Count how many lines of the data below contain the string "this"; the reply should be that number alone.

BEGIN Provided records

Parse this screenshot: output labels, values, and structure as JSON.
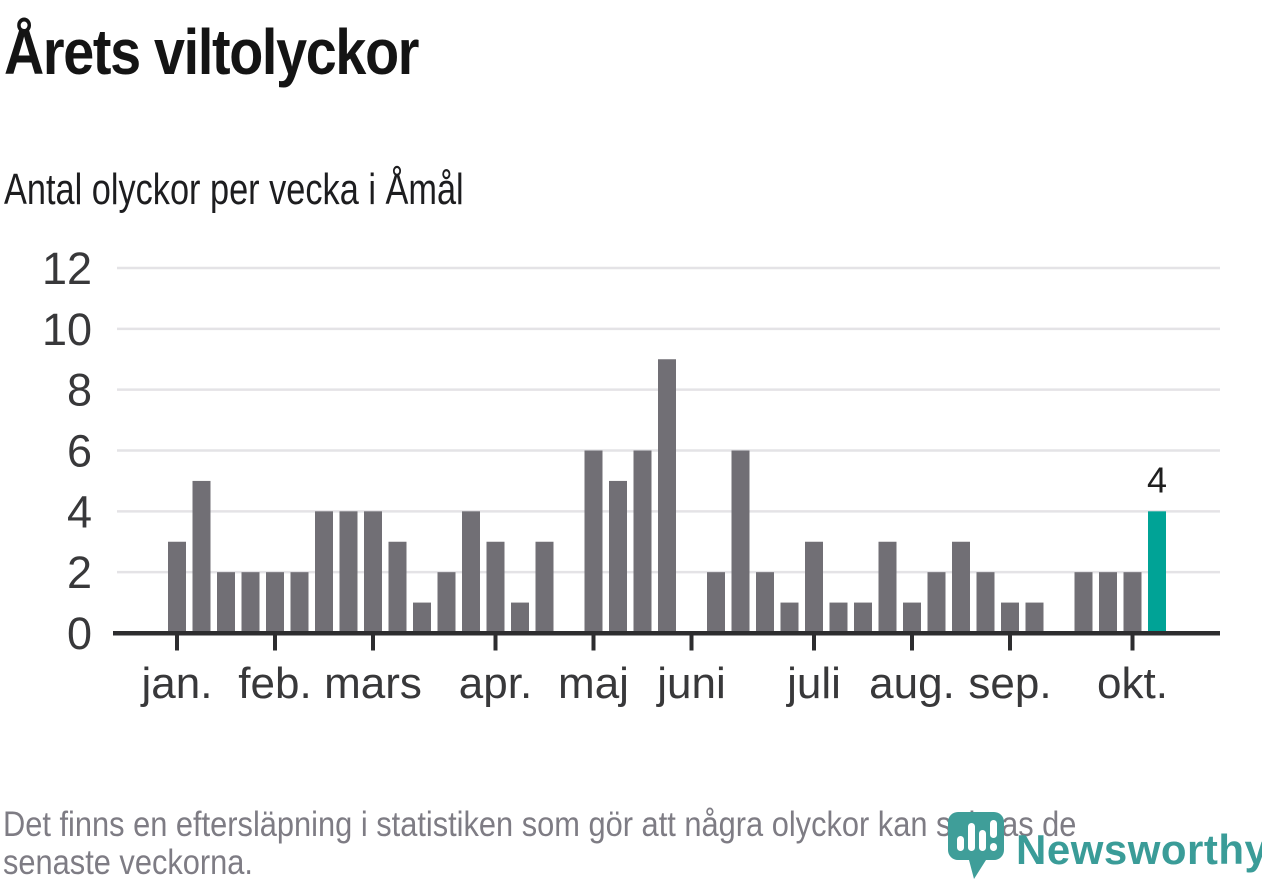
{
  "header": {
    "title": "Årets viltolyckor",
    "subtitle": "Antal olyckor per vecka i Åmål"
  },
  "chart_data": {
    "type": "bar",
    "title": "Årets viltolyckor",
    "subtitle": "Antal olyckor per vecka i Åmål",
    "x_unit": "vecka",
    "values": [
      3,
      5,
      2,
      2,
      2,
      2,
      4,
      4,
      4,
      3,
      1,
      2,
      4,
      3,
      1,
      3,
      0,
      6,
      5,
      6,
      9,
      0,
      2,
      6,
      2,
      1,
      3,
      1,
      1,
      3,
      1,
      2,
      3,
      2,
      1,
      1,
      0,
      2,
      2,
      2,
      4
    ],
    "highlight_index": 40,
    "highlight_value_label": "4",
    "month_ticks": [
      {
        "label": "jan.",
        "week_index": 0
      },
      {
        "label": "feb.",
        "week_index": 4
      },
      {
        "label": "mars",
        "week_index": 8
      },
      {
        "label": "apr.",
        "week_index": 13
      },
      {
        "label": "maj",
        "week_index": 17
      },
      {
        "label": "juni",
        "week_index": 21
      },
      {
        "label": "juli",
        "week_index": 26
      },
      {
        "label": "aug.",
        "week_index": 30
      },
      {
        "label": "sep.",
        "week_index": 34
      },
      {
        "label": "okt.",
        "week_index": 39
      }
    ],
    "ylim": [
      0,
      12
    ],
    "ytick_step": 2,
    "grid": true,
    "legend": "none",
    "colors": {
      "bar": "#716f75",
      "highlight": "#00a396",
      "grid": "#e4e3e6",
      "axis": "#2d2d2f",
      "tick_label": "#38383a",
      "annotation": "#1f1f1f"
    }
  },
  "footer": {
    "line1": "Det finns en eftersläpning i statistiken som gör att några olyckor kan saknas de",
    "line2": "senaste veckorna."
  },
  "logo": {
    "brand": "Newsworthy",
    "color": "#3a9c98",
    "pin_color": "#3f9e99"
  }
}
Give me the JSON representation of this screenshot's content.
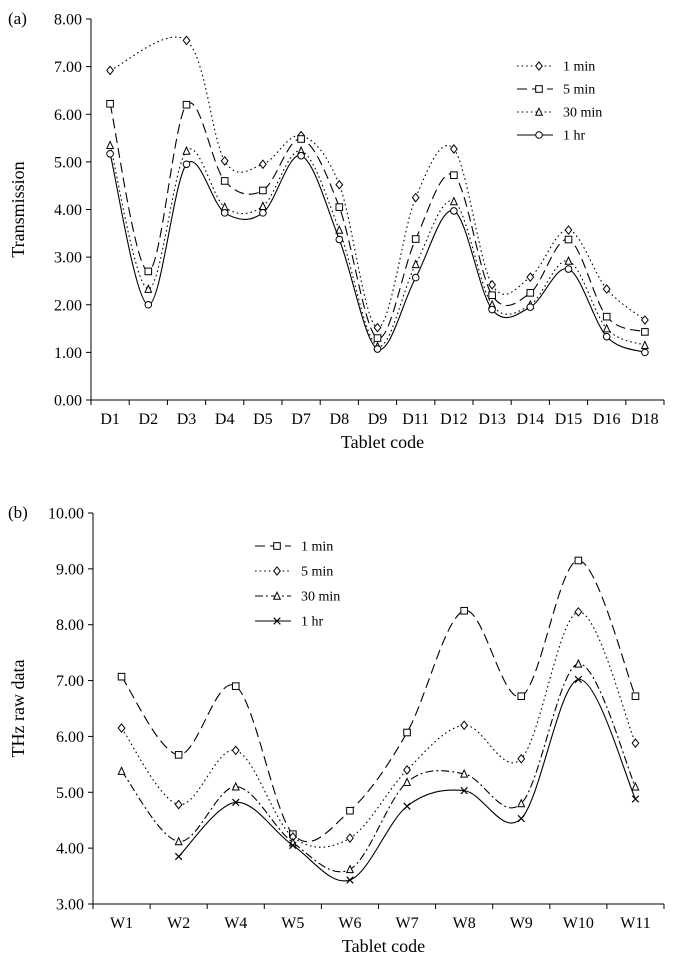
{
  "chart_data": [
    {
      "panel_label": "(a)",
      "type": "line",
      "smooth": true,
      "categories": [
        "D1",
        "D2",
        "D3",
        "D4",
        "D5",
        "D7",
        "D8",
        "D9",
        "D11",
        "D12",
        "D13",
        "D14",
        "D15",
        "D16",
        "D18"
      ],
      "xlabel": "Tablet code",
      "ylabel": "Transmission",
      "ylim": [
        0,
        8
      ],
      "yticks": [
        "0.00",
        "1.00",
        "2.00",
        "3.00",
        "4.00",
        "5.00",
        "6.00",
        "7.00",
        "8.00"
      ],
      "grid": false,
      "legend_position": "top-right",
      "series": [
        {
          "name": "1 min",
          "marker": "diamond",
          "dash": "dotted",
          "values": [
            6.92,
            null,
            7.55,
            5.02,
            4.95,
            5.55,
            4.52,
            1.52,
            4.25,
            5.27,
            2.42,
            2.58,
            3.57,
            2.33,
            1.68
          ]
        },
        {
          "name": "5 min",
          "marker": "square",
          "dash": "longdash",
          "values": [
            6.22,
            2.7,
            6.2,
            4.6,
            4.4,
            5.48,
            4.05,
            1.3,
            3.38,
            4.72,
            2.2,
            2.25,
            3.37,
            1.75,
            1.43
          ]
        },
        {
          "name": "30 min",
          "marker": "triangle",
          "dash": "dotted",
          "values": [
            5.35,
            2.33,
            5.23,
            4.05,
            4.07,
            5.23,
            3.57,
            1.13,
            2.85,
            4.17,
            2.0,
            2.0,
            2.92,
            1.5,
            1.15
          ]
        },
        {
          "name": "1 hr",
          "marker": "circle",
          "dash": "solid",
          "values": [
            5.17,
            2.0,
            4.95,
            3.93,
            3.93,
            5.13,
            3.37,
            1.07,
            2.57,
            3.97,
            1.9,
            1.95,
            2.75,
            1.33,
            1.0
          ]
        }
      ]
    },
    {
      "panel_label": "(b)",
      "type": "line",
      "smooth": true,
      "categories": [
        "W1",
        "W2",
        "W4",
        "W5",
        "W6",
        "W7",
        "W8",
        "W9",
        "W10",
        "W11"
      ],
      "xlabel": "Tablet code",
      "ylabel": "THz raw data",
      "ylim": [
        3,
        10
      ],
      "yticks": [
        "3.00",
        "4.00",
        "5.00",
        "6.00",
        "7.00",
        "8.00",
        "9.00",
        "10.00"
      ],
      "grid": false,
      "legend_position": "top-left",
      "series": [
        {
          "name": "1 min",
          "marker": "square",
          "dash": "longdash",
          "values": [
            7.07,
            5.67,
            6.9,
            4.25,
            4.67,
            6.07,
            8.25,
            6.72,
            9.15,
            6.72
          ]
        },
        {
          "name": "5 min",
          "marker": "diamond",
          "dash": "dotted",
          "values": [
            6.15,
            4.78,
            5.75,
            4.2,
            4.18,
            5.4,
            6.2,
            5.6,
            8.23,
            5.88
          ]
        },
        {
          "name": "30 min",
          "marker": "triangle",
          "dash": "dashdot",
          "values": [
            5.38,
            4.12,
            5.1,
            4.1,
            3.62,
            5.18,
            5.33,
            4.8,
            7.3,
            5.1
          ]
        },
        {
          "name": "1 hr",
          "marker": "cross",
          "dash": "solid",
          "values": [
            null,
            3.85,
            4.82,
            4.05,
            3.43,
            4.75,
            5.03,
            4.53,
            7.02,
            4.88
          ]
        }
      ]
    }
  ]
}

END Provided records

**Written answer:** 2